**EXERCISE AIM:** Check every line below for the word "active" and show those that hold it.

**Stored entries:**
○ ○ ○ ○

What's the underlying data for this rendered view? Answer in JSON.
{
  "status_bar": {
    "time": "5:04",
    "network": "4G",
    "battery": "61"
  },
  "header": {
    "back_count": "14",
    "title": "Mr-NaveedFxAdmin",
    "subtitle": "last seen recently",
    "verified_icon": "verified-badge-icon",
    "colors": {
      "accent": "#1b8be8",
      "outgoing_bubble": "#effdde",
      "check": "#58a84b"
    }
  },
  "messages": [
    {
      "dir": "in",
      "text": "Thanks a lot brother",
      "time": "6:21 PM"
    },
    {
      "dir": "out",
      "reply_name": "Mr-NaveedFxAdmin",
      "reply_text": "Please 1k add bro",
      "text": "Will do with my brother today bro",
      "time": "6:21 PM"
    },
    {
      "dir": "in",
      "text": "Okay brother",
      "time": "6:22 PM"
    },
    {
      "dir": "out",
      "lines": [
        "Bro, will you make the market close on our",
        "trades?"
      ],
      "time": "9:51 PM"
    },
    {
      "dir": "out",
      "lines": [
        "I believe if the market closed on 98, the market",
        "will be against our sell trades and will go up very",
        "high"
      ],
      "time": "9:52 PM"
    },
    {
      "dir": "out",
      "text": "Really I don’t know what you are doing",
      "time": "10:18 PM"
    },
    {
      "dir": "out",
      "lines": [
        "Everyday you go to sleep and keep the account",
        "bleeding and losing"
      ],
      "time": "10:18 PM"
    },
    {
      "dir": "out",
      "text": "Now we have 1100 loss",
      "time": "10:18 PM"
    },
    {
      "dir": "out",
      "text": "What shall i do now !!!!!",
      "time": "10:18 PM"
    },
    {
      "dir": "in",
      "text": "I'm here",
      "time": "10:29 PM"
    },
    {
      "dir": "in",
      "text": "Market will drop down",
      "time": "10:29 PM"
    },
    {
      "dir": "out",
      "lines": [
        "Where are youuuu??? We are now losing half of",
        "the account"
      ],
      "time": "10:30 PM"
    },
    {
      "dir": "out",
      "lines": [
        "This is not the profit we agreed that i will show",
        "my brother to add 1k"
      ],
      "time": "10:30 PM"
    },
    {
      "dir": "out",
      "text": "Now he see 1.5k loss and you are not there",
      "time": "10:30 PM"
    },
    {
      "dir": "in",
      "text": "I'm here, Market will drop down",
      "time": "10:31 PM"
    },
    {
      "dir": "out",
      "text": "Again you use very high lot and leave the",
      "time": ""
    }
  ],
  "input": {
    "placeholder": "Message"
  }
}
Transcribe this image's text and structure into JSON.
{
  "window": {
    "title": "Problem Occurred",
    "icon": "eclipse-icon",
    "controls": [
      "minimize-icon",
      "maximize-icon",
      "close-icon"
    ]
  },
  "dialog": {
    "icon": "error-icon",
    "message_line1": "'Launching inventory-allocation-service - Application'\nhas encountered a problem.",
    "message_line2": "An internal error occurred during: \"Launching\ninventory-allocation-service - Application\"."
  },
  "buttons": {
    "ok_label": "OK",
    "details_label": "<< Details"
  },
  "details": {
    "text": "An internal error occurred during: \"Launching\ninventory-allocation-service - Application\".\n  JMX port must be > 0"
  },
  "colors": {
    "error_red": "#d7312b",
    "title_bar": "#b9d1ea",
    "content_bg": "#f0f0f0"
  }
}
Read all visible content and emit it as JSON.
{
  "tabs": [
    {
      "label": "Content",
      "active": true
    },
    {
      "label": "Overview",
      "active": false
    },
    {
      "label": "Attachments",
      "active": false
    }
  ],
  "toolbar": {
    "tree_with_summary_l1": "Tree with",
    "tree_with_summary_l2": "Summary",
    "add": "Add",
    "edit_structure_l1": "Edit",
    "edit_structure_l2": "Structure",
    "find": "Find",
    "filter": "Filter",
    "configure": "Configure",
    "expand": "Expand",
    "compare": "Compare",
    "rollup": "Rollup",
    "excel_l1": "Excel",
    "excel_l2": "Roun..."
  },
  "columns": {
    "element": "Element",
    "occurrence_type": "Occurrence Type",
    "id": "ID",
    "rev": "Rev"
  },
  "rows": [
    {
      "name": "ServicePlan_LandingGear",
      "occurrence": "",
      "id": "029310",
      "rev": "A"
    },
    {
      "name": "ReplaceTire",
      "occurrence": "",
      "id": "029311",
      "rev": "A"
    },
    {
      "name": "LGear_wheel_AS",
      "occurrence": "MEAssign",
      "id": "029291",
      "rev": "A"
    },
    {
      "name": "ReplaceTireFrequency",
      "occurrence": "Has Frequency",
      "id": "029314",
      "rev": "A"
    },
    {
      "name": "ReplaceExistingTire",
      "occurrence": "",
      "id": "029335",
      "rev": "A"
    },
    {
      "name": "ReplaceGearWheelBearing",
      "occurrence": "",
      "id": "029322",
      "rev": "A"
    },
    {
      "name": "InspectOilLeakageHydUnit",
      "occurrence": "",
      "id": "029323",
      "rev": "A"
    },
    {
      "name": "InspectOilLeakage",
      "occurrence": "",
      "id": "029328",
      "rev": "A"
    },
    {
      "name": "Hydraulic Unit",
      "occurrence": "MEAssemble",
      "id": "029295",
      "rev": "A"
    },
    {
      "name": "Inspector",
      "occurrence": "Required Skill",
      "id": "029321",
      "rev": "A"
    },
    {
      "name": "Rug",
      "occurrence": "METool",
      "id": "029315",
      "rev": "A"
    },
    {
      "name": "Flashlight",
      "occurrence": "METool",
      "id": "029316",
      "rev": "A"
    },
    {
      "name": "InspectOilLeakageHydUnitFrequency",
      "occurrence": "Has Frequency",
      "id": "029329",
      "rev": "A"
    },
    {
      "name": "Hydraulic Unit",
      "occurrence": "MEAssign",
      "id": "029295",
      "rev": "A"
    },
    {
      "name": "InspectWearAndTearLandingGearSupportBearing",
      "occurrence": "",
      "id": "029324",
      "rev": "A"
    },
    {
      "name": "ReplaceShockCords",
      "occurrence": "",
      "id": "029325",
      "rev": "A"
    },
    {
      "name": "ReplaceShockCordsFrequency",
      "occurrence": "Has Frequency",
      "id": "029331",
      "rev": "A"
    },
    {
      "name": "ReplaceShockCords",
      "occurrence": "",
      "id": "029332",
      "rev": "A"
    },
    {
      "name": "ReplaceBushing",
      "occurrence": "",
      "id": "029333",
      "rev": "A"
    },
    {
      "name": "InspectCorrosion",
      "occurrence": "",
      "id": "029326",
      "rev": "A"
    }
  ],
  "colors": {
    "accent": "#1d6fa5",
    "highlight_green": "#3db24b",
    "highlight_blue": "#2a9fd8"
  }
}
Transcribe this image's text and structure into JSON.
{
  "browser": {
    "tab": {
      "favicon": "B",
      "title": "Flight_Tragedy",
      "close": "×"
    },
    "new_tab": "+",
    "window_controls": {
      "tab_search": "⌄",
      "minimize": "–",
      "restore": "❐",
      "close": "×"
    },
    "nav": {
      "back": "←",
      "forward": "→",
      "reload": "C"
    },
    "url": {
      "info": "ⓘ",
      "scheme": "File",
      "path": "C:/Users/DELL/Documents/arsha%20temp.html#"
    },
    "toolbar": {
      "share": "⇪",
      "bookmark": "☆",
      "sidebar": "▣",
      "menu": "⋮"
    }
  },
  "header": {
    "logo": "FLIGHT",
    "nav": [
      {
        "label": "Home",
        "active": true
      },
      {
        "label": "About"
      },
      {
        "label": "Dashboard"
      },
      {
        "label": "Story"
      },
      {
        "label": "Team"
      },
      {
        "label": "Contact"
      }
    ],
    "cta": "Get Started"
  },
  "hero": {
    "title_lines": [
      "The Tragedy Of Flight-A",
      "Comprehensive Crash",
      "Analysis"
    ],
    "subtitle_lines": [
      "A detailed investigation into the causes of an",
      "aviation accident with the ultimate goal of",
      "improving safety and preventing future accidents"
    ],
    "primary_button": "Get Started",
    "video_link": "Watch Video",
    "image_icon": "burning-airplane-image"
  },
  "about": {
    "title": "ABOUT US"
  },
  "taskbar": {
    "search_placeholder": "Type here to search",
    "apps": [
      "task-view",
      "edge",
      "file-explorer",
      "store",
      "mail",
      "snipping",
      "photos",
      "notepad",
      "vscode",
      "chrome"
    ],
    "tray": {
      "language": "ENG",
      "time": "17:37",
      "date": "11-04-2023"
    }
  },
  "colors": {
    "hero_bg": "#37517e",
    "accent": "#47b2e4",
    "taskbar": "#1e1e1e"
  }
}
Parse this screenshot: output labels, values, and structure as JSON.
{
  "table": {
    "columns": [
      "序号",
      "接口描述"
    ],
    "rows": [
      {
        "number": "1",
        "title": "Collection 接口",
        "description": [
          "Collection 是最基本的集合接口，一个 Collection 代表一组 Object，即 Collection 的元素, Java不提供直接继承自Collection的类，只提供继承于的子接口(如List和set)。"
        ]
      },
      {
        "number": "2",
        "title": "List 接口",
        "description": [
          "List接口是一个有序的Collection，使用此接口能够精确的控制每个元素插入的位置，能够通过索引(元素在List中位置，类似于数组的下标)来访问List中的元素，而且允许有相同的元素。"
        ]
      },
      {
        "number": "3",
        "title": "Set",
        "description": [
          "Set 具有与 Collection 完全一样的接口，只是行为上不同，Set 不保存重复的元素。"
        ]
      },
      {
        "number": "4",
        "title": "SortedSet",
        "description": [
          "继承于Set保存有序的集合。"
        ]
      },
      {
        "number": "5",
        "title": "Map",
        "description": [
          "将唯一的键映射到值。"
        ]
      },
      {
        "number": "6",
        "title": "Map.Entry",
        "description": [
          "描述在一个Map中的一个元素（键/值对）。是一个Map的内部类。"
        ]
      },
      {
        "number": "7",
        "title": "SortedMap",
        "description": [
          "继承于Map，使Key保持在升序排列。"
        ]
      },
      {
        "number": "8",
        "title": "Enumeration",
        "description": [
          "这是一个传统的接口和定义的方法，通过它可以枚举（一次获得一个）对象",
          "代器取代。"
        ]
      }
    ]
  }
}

○ ○ ○ ○

**WRITTEN ANSWER:**
      "active": true
      "active": false
      "active": false
        "active": true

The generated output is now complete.